(A run of records)
+---+

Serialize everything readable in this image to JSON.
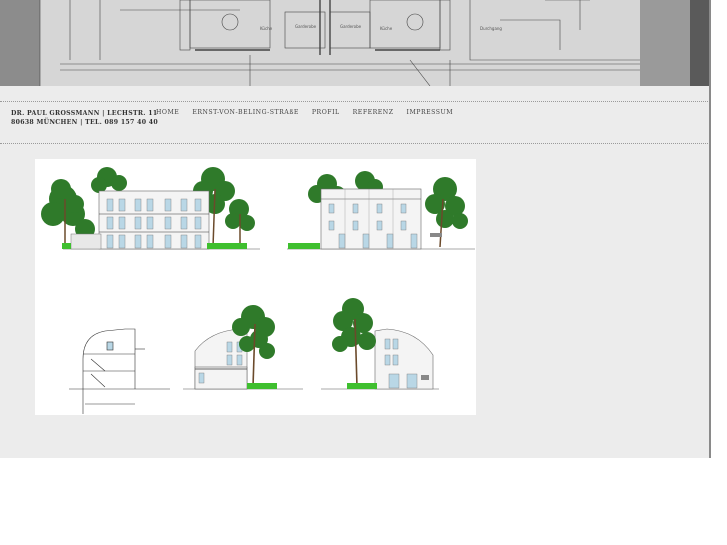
{
  "company": {
    "line1": "DR. PAUL GROSSMANN | LECHSTR. 11",
    "line2": "80638 MÜNCHEN | TEL. 089 157 40 40"
  },
  "nav": [
    {
      "label": "HOME"
    },
    {
      "label": "ERNST-VON-BELING-STRAßE"
    },
    {
      "label": "PROFIL"
    },
    {
      "label": "REFERENZ"
    },
    {
      "label": "IMPRESSUM"
    }
  ],
  "colors": {
    "page_bg": "#ececec",
    "tree_green": "#2f7a2a",
    "hedge_green": "#3fbf2f",
    "window_blue": "#b9d7e6"
  }
}
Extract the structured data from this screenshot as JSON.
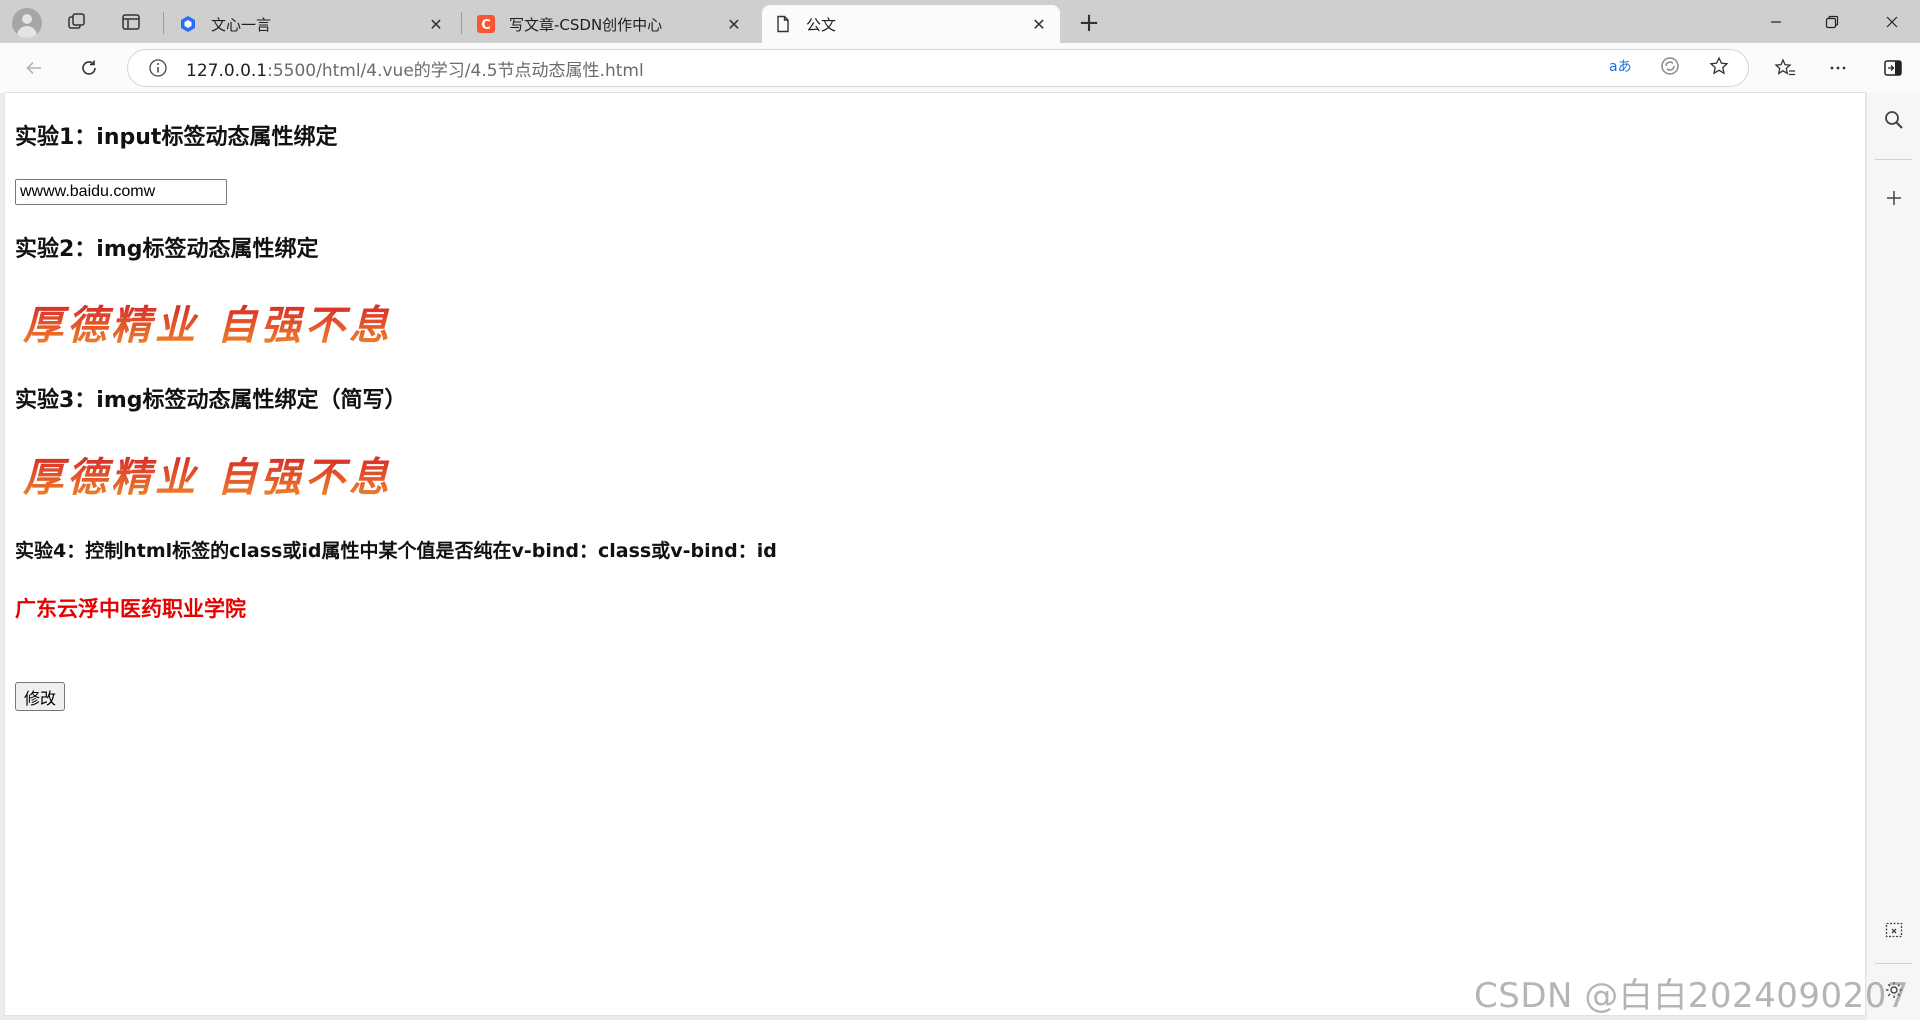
{
  "browser": {
    "tabs": [
      {
        "title": "文心一言",
        "active": false,
        "favicon": "wenxin-icon"
      },
      {
        "title": "写文章-CSDN创作中心",
        "active": false,
        "favicon": "csdn-icon"
      },
      {
        "title": "公文",
        "active": true,
        "favicon": "page-icon"
      }
    ],
    "address": {
      "host": "127.0.0.1",
      "rest": ":5500/html/4.vue的学习/4.5节点动态属性.html"
    },
    "colors": {
      "csdn": "#fc5531",
      "wenxin": "#2a6df4"
    }
  },
  "page": {
    "exp1_title": "实验1：input标签动态属性绑定",
    "input_value": "wwww.baidu.comw",
    "exp2_title": "实验2：img标签动态属性绑定",
    "exp3_title": "实验3：img标签动态属性绑定（简写）",
    "motto_image_text": "厚德精业 自强不息",
    "exp4_title": "实验4：控制html标签的class或id属性中某个值是否纯在v-bind：class或v-bind：id",
    "red_text": "广东云浮中医药职业学院",
    "red_color": "#e60000",
    "modify_button": "修改"
  },
  "watermark": "CSDN @白白2024090207"
}
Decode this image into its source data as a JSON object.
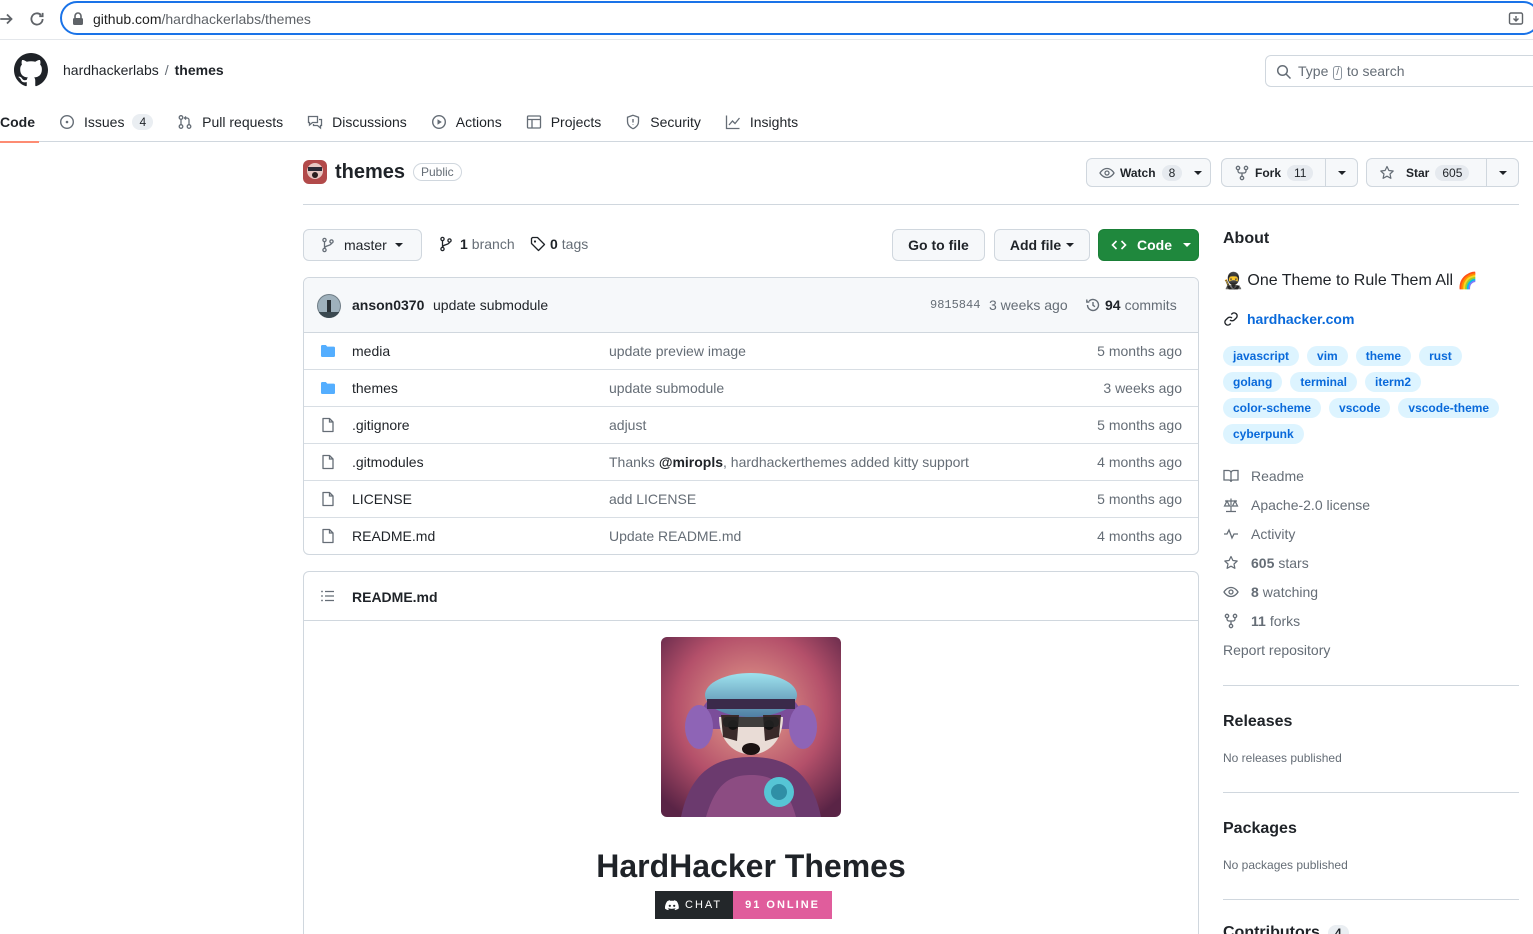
{
  "browser": {
    "url_host": "github.com",
    "url_path": "/hardhackerlabs/themes"
  },
  "header": {
    "owner": "hardhackerlabs",
    "separator": "/",
    "repo": "themes",
    "search_prefix": "Type",
    "search_key": "/",
    "search_suffix": "to search"
  },
  "tabs": [
    {
      "label": "Code",
      "icon": "code-icon"
    },
    {
      "label": "Issues",
      "icon": "issue-icon",
      "count": "4"
    },
    {
      "label": "Pull requests",
      "icon": "pull-request-icon"
    },
    {
      "label": "Discussions",
      "icon": "discussion-icon"
    },
    {
      "label": "Actions",
      "icon": "play-icon"
    },
    {
      "label": "Projects",
      "icon": "table-icon"
    },
    {
      "label": "Security",
      "icon": "shield-icon"
    },
    {
      "label": "Insights",
      "icon": "graph-icon"
    }
  ],
  "repo": {
    "name": "themes",
    "visibility": "Public",
    "watch_label": "Watch",
    "watch_count": "8",
    "fork_label": "Fork",
    "fork_count": "11",
    "star_label": "Star",
    "star_count": "605"
  },
  "branch_bar": {
    "branch": "master",
    "branch_count": "1",
    "branch_word": "branch",
    "tag_count": "0",
    "tag_word": "tags",
    "go_to_file": "Go to file",
    "add_file": "Add file",
    "code": "Code"
  },
  "latest_commit": {
    "author": "anson0370",
    "message": "update submodule",
    "sha": "9815844",
    "time": "3 weeks ago",
    "count": "94",
    "count_word": "commits"
  },
  "files": [
    {
      "name": "media",
      "type": "dir",
      "commit": "update preview image",
      "age": "5 months ago"
    },
    {
      "name": "themes",
      "type": "dir",
      "commit": "update submodule",
      "age": "3 weeks ago"
    },
    {
      "name": ".gitignore",
      "type": "file",
      "commit": "adjust",
      "age": "5 months ago"
    },
    {
      "name": ".gitmodules",
      "type": "file",
      "commit_prefix": "Thanks ",
      "commit_mention": "@miropls",
      "commit_suffix": ", hardhackerthemes added kitty support",
      "age": "4 months ago"
    },
    {
      "name": "LICENSE",
      "type": "file",
      "commit": "add LICENSE",
      "age": "5 months ago"
    },
    {
      "name": "README.md",
      "type": "file",
      "commit": "Update README.md",
      "age": "4 months ago"
    }
  ],
  "readme": {
    "file": "README.md",
    "heading": "HardHacker Themes",
    "badge_left": "CHAT",
    "badge_right": "91 ONLINE"
  },
  "about": {
    "heading": "About",
    "description_emoji_left": "🥷",
    "description": "One Theme to Rule Them All",
    "description_emoji_right": "🌈",
    "website": "hardhacker.com",
    "topics": [
      "javascript",
      "vim",
      "theme",
      "rust",
      "golang",
      "terminal",
      "iterm2",
      "color-scheme",
      "vscode",
      "vscode-theme",
      "cyberpunk"
    ],
    "readme": "Readme",
    "license": "Apache-2.0 license",
    "activity": "Activity",
    "stars_count": "605",
    "stars_word": "stars",
    "watching_count": "8",
    "watching_word": "watching",
    "forks_count": "11",
    "forks_word": "forks",
    "report": "Report repository"
  },
  "releases": {
    "heading": "Releases",
    "text": "No releases published"
  },
  "packages": {
    "heading": "Packages",
    "text": "No packages published"
  },
  "contributors": {
    "heading": "Contributors",
    "count": "4"
  },
  "colors": {
    "accent_green": "#1f883d",
    "link_blue": "#0969da",
    "tab_underline": "#fd8c73",
    "topic_bg": "#ddf4ff",
    "badge_pink": "#e05d9c"
  }
}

+---+

Leave out the pictures and transcribe everything else exactly.

▸ Task answer
Serialize everything readable in this image to JSON.
{
  "company": {
    "line1": "DR. PAUL GROSSMANN | LECHSTR. 11",
    "line2": "80638 MÜNCHEN | TEL. 089 157 40 40"
  },
  "nav": [
    {
      "label": "HOME"
    },
    {
      "label": "ERNST-VON-BELING-STRAßE"
    },
    {
      "label": "PROFIL"
    },
    {
      "label": "REFERENZ"
    },
    {
      "label": "IMPRESSUM"
    }
  ],
  "colors": {
    "page_bg": "#ececec",
    "tree_green": "#2f7a2a",
    "hedge_green": "#3fbf2f",
    "window_blue": "#b9d7e6"
  }
}
Extract the structured data from this screenshot as JSON.
{
  "browser": {
    "tabs": [
      {
        "title": "文心一言",
        "active": false,
        "favicon": "wenxin-icon"
      },
      {
        "title": "写文章-CSDN创作中心",
        "active": false,
        "favicon": "csdn-icon"
      },
      {
        "title": "公文",
        "active": true,
        "favicon": "page-icon"
      }
    ],
    "address": {
      "host": "127.0.0.1",
      "rest": ":5500/html/4.vue的学习/4.5节点动态属性.html"
    },
    "colors": {
      "csdn": "#fc5531",
      "wenxin": "#2a6df4"
    }
  },
  "page": {
    "exp1_title": "实验1：input标签动态属性绑定",
    "input_value": "wwww.baidu.comw",
    "exp2_title": "实验2：img标签动态属性绑定",
    "exp3_title": "实验3：img标签动态属性绑定（简写）",
    "motto_image_text": "厚德精业 自强不息",
    "exp4_title": "实验4：控制html标签的class或id属性中某个值是否纯在v-bind：class或v-bind：id",
    "red_text": "广东云浮中医药职业学院",
    "red_color": "#e60000",
    "modify_button": "修改"
  },
  "watermark": "CSDN @白白2024090207"
}
Decode this image into its source data as a JSON object.
{
  "browser": {
    "url_host": "github.com",
    "url_path": "/hardhackerlabs/themes"
  },
  "header": {
    "owner": "hardhackerlabs",
    "separator": "/",
    "repo": "themes",
    "search_prefix": "Type",
    "search_key": "/",
    "search_suffix": "to search"
  },
  "tabs": [
    {
      "label": "Code",
      "icon": "code-icon"
    },
    {
      "label": "Issues",
      "icon": "issue-icon",
      "count": "4"
    },
    {
      "label": "Pull requests",
      "icon": "pull-request-icon"
    },
    {
      "label": "Discussions",
      "icon": "discussion-icon"
    },
    {
      "label": "Actions",
      "icon": "play-icon"
    },
    {
      "label": "Projects",
      "icon": "table-icon"
    },
    {
      "label": "Security",
      "icon": "shield-icon"
    },
    {
      "label": "Insights",
      "icon": "graph-icon"
    }
  ],
  "repo": {
    "name": "themes",
    "visibility": "Public",
    "watch_label": "Watch",
    "watch_count": "8",
    "fork_label": "Fork",
    "fork_count": "11",
    "star_label": "Star",
    "star_count": "605"
  },
  "branch_bar": {
    "branch": "master",
    "branch_count": "1",
    "branch_word": "branch",
    "tag_count": "0",
    "tag_word": "tags",
    "go_to_file": "Go to file",
    "add_file": "Add file",
    "code": "Code"
  },
  "latest_commit": {
    "author": "anson0370",
    "message": "update submodule",
    "sha": "9815844",
    "time": "3 weeks ago",
    "count": "94",
    "count_word": "commits"
  },
  "files": [
    {
      "name": "media",
      "type": "dir",
      "commit": "update preview image",
      "age": "5 months ago"
    },
    {
      "name": "themes",
      "type": "dir",
      "commit": "update submodule",
      "age": "3 weeks ago"
    },
    {
      "name": ".gitignore",
      "type": "file",
      "commit": "adjust",
      "age": "5 months ago"
    },
    {
      "name": ".gitmodules",
      "type": "file",
      "commit_prefix": "Thanks ",
      "commit_mention": "@miropls",
      "commit_suffix": ", hardhackerthemes added kitty support",
      "age": "4 months ago"
    },
    {
      "name": "LICENSE",
      "type": "file",
      "commit": "add LICENSE",
      "age": "5 months ago"
    },
    {
      "name": "README.md",
      "type": "file",
      "commit": "Update README.md",
      "age": "4 months ago"
    }
  ],
  "readme": {
    "file": "README.md",
    "heading": "HardHacker Themes",
    "badge_left": "CHAT",
    "badge_right": "91 ONLINE"
  },
  "about": {
    "heading": "About",
    "description_emoji_left": "🥷",
    "description": "One Theme to Rule Them All",
    "description_emoji_right": "🌈",
    "website": "hardhacker.com",
    "topics": [
      "javascript",
      "vim",
      "theme",
      "rust",
      "golang",
      "terminal",
      "iterm2",
      "color-scheme",
      "vscode",
      "vscode-theme",
      "cyberpunk"
    ],
    "readme": "Readme",
    "license": "Apache-2.0 license",
    "activity": "Activity",
    "stars_count": "605",
    "stars_word": "stars",
    "watching_count": "8",
    "watching_word": "watching",
    "forks_count": "11",
    "forks_word": "forks",
    "report": "Report repository"
  },
  "releases": {
    "heading": "Releases",
    "text": "No releases published"
  },
  "packages": {
    "heading": "Packages",
    "text": "No packages published"
  },
  "contributors": {
    "heading": "Contributors",
    "count": "4"
  },
  "colors": {
    "accent_green": "#1f883d",
    "link_blue": "#0969da",
    "tab_underline": "#fd8c73",
    "topic_bg": "#ddf4ff",
    "badge_pink": "#e05d9c"
  }
}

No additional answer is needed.